------ Supplied data ------

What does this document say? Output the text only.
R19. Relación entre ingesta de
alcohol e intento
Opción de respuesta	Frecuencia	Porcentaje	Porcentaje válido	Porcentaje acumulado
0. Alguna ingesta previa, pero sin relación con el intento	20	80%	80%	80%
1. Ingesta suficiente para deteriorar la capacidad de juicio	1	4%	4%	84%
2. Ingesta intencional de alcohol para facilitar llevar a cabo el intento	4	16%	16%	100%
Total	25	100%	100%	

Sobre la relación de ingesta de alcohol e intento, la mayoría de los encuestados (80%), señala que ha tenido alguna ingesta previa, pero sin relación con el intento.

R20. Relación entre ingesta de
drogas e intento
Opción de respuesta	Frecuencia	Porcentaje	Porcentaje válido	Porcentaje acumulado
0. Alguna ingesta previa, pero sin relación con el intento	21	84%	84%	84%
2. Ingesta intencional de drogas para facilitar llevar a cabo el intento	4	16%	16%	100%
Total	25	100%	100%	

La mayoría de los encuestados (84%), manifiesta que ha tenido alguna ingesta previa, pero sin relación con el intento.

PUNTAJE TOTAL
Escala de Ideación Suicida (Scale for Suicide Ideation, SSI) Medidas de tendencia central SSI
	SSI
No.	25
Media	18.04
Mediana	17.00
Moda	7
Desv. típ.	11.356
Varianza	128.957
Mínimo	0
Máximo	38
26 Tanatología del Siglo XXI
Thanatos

------

Across the entries above, how many lines contain "tenido"? Provide only the count.

2